## Goal
Give every entry again, word for word and in full.

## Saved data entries
-- Begin --

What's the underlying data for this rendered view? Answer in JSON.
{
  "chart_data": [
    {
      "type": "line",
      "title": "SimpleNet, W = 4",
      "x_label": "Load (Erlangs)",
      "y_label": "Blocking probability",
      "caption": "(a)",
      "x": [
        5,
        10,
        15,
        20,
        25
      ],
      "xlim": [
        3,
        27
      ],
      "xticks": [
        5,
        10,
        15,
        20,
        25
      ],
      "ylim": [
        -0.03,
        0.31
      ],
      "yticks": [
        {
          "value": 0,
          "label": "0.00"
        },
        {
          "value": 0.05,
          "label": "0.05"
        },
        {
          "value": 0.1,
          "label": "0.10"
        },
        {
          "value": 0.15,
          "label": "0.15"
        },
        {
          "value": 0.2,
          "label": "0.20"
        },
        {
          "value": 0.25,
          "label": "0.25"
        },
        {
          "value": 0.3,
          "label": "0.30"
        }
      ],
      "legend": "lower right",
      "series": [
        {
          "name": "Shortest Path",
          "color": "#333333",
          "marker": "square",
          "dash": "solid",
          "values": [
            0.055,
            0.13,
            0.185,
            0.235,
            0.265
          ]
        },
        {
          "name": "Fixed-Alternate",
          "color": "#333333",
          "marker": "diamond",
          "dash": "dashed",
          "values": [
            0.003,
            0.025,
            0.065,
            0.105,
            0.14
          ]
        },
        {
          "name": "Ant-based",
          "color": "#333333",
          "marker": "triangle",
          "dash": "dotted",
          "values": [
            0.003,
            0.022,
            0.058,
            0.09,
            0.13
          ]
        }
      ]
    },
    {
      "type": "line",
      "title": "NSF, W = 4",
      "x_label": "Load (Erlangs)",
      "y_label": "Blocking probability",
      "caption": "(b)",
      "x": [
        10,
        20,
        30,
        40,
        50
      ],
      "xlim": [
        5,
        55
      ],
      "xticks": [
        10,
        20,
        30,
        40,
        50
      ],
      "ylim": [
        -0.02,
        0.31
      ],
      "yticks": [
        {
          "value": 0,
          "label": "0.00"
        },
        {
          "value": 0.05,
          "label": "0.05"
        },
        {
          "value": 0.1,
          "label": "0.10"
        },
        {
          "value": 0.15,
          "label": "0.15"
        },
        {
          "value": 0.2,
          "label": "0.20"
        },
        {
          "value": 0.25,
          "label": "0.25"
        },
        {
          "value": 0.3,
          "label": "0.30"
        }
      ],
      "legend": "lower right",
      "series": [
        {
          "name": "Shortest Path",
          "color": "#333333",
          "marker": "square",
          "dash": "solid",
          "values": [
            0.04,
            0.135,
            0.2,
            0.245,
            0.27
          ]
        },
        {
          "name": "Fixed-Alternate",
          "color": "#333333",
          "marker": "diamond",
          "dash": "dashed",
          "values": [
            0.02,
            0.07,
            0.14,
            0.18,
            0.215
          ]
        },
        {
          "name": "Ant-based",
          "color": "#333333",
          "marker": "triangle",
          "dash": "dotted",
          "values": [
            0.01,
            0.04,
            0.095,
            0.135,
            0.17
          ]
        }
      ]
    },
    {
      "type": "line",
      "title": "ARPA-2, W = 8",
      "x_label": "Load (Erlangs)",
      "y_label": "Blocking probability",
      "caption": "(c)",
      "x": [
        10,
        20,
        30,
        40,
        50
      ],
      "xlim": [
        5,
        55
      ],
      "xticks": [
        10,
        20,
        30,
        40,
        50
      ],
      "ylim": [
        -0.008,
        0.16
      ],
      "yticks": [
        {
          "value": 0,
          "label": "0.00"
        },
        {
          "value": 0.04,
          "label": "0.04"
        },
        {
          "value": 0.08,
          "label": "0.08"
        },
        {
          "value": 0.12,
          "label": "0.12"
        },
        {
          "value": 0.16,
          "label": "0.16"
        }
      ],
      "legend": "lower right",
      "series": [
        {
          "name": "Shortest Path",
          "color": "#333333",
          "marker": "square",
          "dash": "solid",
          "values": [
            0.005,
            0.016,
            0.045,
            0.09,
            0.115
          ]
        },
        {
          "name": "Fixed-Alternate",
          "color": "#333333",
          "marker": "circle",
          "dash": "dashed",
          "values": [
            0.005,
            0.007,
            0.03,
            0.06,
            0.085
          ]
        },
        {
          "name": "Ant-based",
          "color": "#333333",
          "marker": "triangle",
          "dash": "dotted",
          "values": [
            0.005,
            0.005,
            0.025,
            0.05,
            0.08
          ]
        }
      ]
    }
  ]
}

-- End --

## Result for this exercise
What's the underlying data for this rendered view? Answer in JSON.
{
  "chart_data": [
    {
      "type": "line",
      "title": "SimpleNet, W = 4",
      "x_label": "Load (Erlangs)",
      "y_label": "Blocking probability",
      "caption": "(a)",
      "x": [
        5,
        10,
        15,
        20,
        25
      ],
      "xlim": [
        3,
        27
      ],
      "xticks": [
        5,
        10,
        15,
        20,
        25
      ],
      "ylim": [
        -0.03,
        0.31
      ],
      "yticks": [
        {
          "value": 0,
          "label": "0.00"
        },
        {
          "value": 0.05,
          "label": "0.05"
        },
        {
          "value": 0.1,
          "label": "0.10"
        },
        {
          "value": 0.15,
          "label": "0.15"
        },
        {
          "value": 0.2,
          "label": "0.20"
        },
        {
          "value": 0.25,
          "label": "0.25"
        },
        {
          "value": 0.3,
          "label": "0.30"
        }
      ],
      "legend": "lower right",
      "series": [
        {
          "name": "Shortest Path",
          "color": "#333333",
          "marker": "square",
          "dash": "solid",
          "values": [
            0.055,
            0.13,
            0.185,
            0.235,
            0.265
          ]
        },
        {
          "name": "Fixed-Alternate",
          "color": "#333333",
          "marker": "diamond",
          "dash": "dashed",
          "values": [
            0.003,
            0.025,
            0.065,
            0.105,
            0.14
          ]
        },
        {
          "name": "Ant-based",
          "color": "#333333",
          "marker": "triangle",
          "dash": "dotted",
          "values": [
            0.003,
            0.022,
            0.058,
            0.09,
            0.13
          ]
        }
      ]
    },
    {
      "type": "line",
      "title": "NSF, W = 4",
      "x_label": "Load (Erlangs)",
      "y_label": "Blocking probability",
      "caption": "(b)",
      "x": [
        10,
        20,
        30,
        40,
        50
      ],
      "xlim": [
        5,
        55
      ],
      "xticks": [
        10,
        20,
        30,
        40,
        50
      ],
      "ylim": [
        -0.02,
        0.31
      ],
      "yticks": [
        {
          "value": 0,
          "label": "0.00"
        },
        {
          "value": 0.05,
          "label": "0.05"
        },
        {
          "value": 0.1,
          "label": "0.10"
        },
        {
          "value": 0.15,
          "label": "0.15"
        },
        {
          "value": 0.2,
          "label": "0.20"
        },
        {
          "value": 0.25,
          "label": "0.25"
        },
        {
          "value": 0.3,
          "label": "0.30"
        }
      ],
      "legend": "lower right",
      "series": [
        {
          "name": "Shortest Path",
          "color": "#333333",
          "marker": "square",
          "dash": "solid",
          "values": [
            0.04,
            0.135,
            0.2,
            0.245,
            0.27
          ]
        },
        {
          "name": "Fixed-Alternate",
          "color": "#333333",
          "marker": "diamond",
          "dash": "dashed",
          "values": [
            0.02,
            0.07,
            0.14,
            0.18,
            0.215
          ]
        },
        {
          "name": "Ant-based",
          "color": "#333333",
          "marker": "triangle",
          "dash": "dotted",
          "values": [
            0.01,
            0.04,
            0.095,
            0.135,
            0.17
          ]
        }
      ]
    },
    {
      "type": "line",
      "title": "ARPA-2, W = 8",
      "x_label": "Load (Erlangs)",
      "y_label": "Blocking probability",
      "caption": "(c)",
      "x": [
        10,
        20,
        30,
        40,
        50
      ],
      "xlim": [
        5,
        55
      ],
      "xticks": [
        10,
        20,
        30,
        40,
        50
      ],
      "ylim": [
        -0.008,
        0.16
      ],
      "yticks": [
        {
          "value": 0,
          "label": "0.00"
        },
        {
          "value": 0.04,
          "label": "0.04"
        },
        {
          "value": 0.08,
          "label": "0.08"
        },
        {
          "value": 0.12,
          "label": "0.12"
        },
        {
          "value": 0.16,
          "label": "0.16"
        }
      ],
      "legend": "lower right",
      "series": [
        {
          "name": "Shortest Path",
          "color": "#333333",
          "marker": "square",
          "dash": "solid",
          "values": [
            0.005,
            0.016,
            0.045,
            0.09,
            0.115
          ]
        },
        {
          "name": "Fixed-Alternate",
          "color": "#333333",
          "marker": "circle",
          "dash": "dashed",
          "values": [
            0.005,
            0.007,
            0.03,
            0.06,
            0.085
          ]
        },
        {
          "name": "Ant-based",
          "color": "#333333",
          "marker": "triangle",
          "dash": "dotted",
          "values": [
            0.005,
            0.005,
            0.025,
            0.05,
            0.08
          ]
        }
      ]
    }
  ]
}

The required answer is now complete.